- [Exercise data]
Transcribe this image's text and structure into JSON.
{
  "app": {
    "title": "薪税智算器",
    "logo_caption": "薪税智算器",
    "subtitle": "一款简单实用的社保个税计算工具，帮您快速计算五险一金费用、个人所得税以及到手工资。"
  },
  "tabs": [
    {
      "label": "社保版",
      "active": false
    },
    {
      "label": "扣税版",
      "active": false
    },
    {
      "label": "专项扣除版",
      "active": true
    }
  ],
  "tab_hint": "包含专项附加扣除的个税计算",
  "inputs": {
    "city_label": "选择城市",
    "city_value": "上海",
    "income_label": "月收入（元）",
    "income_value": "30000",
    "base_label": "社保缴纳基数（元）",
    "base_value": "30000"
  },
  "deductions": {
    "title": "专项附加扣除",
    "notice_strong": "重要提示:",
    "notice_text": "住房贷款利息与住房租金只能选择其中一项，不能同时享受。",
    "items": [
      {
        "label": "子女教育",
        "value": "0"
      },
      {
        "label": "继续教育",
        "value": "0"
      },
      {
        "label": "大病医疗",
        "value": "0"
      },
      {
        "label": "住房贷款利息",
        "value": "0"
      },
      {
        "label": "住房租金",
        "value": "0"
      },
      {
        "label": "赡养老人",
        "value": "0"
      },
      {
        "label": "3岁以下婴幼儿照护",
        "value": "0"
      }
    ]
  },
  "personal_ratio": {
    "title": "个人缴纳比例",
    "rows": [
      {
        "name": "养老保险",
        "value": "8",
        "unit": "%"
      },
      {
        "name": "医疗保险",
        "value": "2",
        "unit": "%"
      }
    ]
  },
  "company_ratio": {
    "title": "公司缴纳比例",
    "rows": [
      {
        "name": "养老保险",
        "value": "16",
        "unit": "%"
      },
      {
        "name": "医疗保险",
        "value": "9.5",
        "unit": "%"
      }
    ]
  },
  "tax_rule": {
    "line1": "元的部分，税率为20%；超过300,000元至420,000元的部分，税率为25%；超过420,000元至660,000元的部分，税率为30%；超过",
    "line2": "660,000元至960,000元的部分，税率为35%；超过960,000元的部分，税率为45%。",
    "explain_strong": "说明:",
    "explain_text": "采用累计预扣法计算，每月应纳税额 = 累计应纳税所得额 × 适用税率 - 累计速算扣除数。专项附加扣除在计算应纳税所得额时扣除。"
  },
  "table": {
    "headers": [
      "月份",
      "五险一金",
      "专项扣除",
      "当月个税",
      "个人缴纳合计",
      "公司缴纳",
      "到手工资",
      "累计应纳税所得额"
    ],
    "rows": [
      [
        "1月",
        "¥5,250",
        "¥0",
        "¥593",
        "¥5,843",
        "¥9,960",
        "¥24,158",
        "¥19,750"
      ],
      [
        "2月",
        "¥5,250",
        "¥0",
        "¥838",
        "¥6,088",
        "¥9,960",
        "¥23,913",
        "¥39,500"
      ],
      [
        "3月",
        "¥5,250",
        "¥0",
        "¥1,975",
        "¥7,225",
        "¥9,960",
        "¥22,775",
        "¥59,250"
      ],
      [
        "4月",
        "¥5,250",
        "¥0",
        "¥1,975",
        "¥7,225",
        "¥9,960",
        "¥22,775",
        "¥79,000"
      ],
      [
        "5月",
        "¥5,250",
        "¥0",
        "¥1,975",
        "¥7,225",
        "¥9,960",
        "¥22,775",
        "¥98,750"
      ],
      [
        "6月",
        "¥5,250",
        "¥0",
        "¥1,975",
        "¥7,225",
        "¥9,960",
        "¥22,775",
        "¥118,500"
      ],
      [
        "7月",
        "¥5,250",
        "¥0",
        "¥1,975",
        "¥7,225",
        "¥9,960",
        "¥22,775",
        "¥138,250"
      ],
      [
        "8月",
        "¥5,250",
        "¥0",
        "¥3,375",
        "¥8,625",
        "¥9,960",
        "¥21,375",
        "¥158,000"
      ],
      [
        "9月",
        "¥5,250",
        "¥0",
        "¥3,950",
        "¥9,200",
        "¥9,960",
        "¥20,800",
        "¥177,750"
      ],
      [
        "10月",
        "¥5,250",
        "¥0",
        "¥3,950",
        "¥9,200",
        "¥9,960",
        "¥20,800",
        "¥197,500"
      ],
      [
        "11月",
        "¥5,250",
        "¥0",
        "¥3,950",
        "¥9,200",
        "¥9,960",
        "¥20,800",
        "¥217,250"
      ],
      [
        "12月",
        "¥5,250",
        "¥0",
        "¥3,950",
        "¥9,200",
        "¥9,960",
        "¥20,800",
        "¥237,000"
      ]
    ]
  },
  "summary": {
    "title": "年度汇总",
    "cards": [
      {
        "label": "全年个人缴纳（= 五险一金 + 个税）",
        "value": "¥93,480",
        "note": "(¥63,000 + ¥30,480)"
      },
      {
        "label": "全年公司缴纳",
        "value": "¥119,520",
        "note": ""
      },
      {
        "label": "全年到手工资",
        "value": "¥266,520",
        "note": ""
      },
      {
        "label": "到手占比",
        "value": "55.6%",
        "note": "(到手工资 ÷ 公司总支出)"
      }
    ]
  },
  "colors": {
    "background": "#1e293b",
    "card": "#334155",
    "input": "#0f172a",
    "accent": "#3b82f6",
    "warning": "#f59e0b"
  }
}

- [What you will do] Output the listing above exactly as it appears.

- [Task output]
Transcribe this image's text and structure into JSON.
{
  "app": {
    "title": "薪税智算器",
    "logo_caption": "薪税智算器",
    "subtitle": "一款简单实用的社保个税计算工具，帮您快速计算五险一金费用、个人所得税以及到手工资。"
  },
  "tabs": [
    {
      "label": "社保版",
      "active": false
    },
    {
      "label": "扣税版",
      "active": false
    },
    {
      "label": "专项扣除版",
      "active": true
    }
  ],
  "tab_hint": "包含专项附加扣除的个税计算",
  "inputs": {
    "city_label": "选择城市",
    "city_value": "上海",
    "income_label": "月收入（元）",
    "income_value": "30000",
    "base_label": "社保缴纳基数（元）",
    "base_value": "30000"
  },
  "deductions": {
    "title": "专项附加扣除",
    "notice_strong": "重要提示:",
    "notice_text": "住房贷款利息与住房租金只能选择其中一项，不能同时享受。",
    "items": [
      {
        "label": "子女教育",
        "value": "0"
      },
      {
        "label": "继续教育",
        "value": "0"
      },
      {
        "label": "大病医疗",
        "value": "0"
      },
      {
        "label": "住房贷款利息",
        "value": "0"
      },
      {
        "label": "住房租金",
        "value": "0"
      },
      {
        "label": "赡养老人",
        "value": "0"
      },
      {
        "label": "3岁以下婴幼儿照护",
        "value": "0"
      }
    ]
  },
  "personal_ratio": {
    "title": "个人缴纳比例",
    "rows": [
      {
        "name": "养老保险",
        "value": "8",
        "unit": "%"
      },
      {
        "name": "医疗保险",
        "value": "2",
        "unit": "%"
      }
    ]
  },
  "company_ratio": {
    "title": "公司缴纳比例",
    "rows": [
      {
        "name": "养老保险",
        "value": "16",
        "unit": "%"
      },
      {
        "name": "医疗保险",
        "value": "9.5",
        "unit": "%"
      }
    ]
  },
  "tax_rule": {
    "line1": "元的部分，税率为20%；超过300,000元至420,000元的部分，税率为25%；超过420,000元至660,000元的部分，税率为30%；超过",
    "line2": "660,000元至960,000元的部分，税率为35%；超过960,000元的部分，税率为45%。",
    "explain_strong": "说明:",
    "explain_text": "采用累计预扣法计算，每月应纳税额 = 累计应纳税所得额 × 适用税率 - 累计速算扣除数。专项附加扣除在计算应纳税所得额时扣除。"
  },
  "table": {
    "headers": [
      "月份",
      "五险一金",
      "专项扣除",
      "当月个税",
      "个人缴纳合计",
      "公司缴纳",
      "到手工资",
      "累计应纳税所得额"
    ],
    "rows": [
      [
        "1月",
        "¥5,250",
        "¥0",
        "¥593",
        "¥5,843",
        "¥9,960",
        "¥24,158",
        "¥19,750"
      ],
      [
        "2月",
        "¥5,250",
        "¥0",
        "¥838",
        "¥6,088",
        "¥9,960",
        "¥23,913",
        "¥39,500"
      ],
      [
        "3月",
        "¥5,250",
        "¥0",
        "¥1,975",
        "¥7,225",
        "¥9,960",
        "¥22,775",
        "¥59,250"
      ],
      [
        "4月",
        "¥5,250",
        "¥0",
        "¥1,975",
        "¥7,225",
        "¥9,960",
        "¥22,775",
        "¥79,000"
      ],
      [
        "5月",
        "¥5,250",
        "¥0",
        "¥1,975",
        "¥7,225",
        "¥9,960",
        "¥22,775",
        "¥98,750"
      ],
      [
        "6月",
        "¥5,250",
        "¥0",
        "¥1,975",
        "¥7,225",
        "¥9,960",
        "¥22,775",
        "¥118,500"
      ],
      [
        "7月",
        "¥5,250",
        "¥0",
        "¥1,975",
        "¥7,225",
        "¥9,960",
        "¥22,775",
        "¥138,250"
      ],
      [
        "8月",
        "¥5,250",
        "¥0",
        "¥3,375",
        "¥8,625",
        "¥9,960",
        "¥21,375",
        "¥158,000"
      ],
      [
        "9月",
        "¥5,250",
        "¥0",
        "¥3,950",
        "¥9,200",
        "¥9,960",
        "¥20,800",
        "¥177,750"
      ],
      [
        "10月",
        "¥5,250",
        "¥0",
        "¥3,950",
        "¥9,200",
        "¥9,960",
        "¥20,800",
        "¥197,500"
      ],
      [
        "11月",
        "¥5,250",
        "¥0",
        "¥3,950",
        "¥9,200",
        "¥9,960",
        "¥20,800",
        "¥217,250"
      ],
      [
        "12月",
        "¥5,250",
        "¥0",
        "¥3,950",
        "¥9,200",
        "¥9,960",
        "¥20,800",
        "¥237,000"
      ]
    ]
  },
  "summary": {
    "title": "年度汇总",
    "cards": [
      {
        "label": "全年个人缴纳（= 五险一金 + 个税）",
        "value": "¥93,480",
        "note": "(¥63,000 + ¥30,480)"
      },
      {
        "label": "全年公司缴纳",
        "value": "¥119,520",
        "note": ""
      },
      {
        "label": "全年到手工资",
        "value": "¥266,520",
        "note": ""
      },
      {
        "label": "到手占比",
        "value": "55.6%",
        "note": "(到手工资 ÷ 公司总支出)"
      }
    ]
  },
  "colors": {
    "background": "#1e293b",
    "card": "#334155",
    "input": "#0f172a",
    "accent": "#3b82f6",
    "warning": "#f59e0b"
  }
}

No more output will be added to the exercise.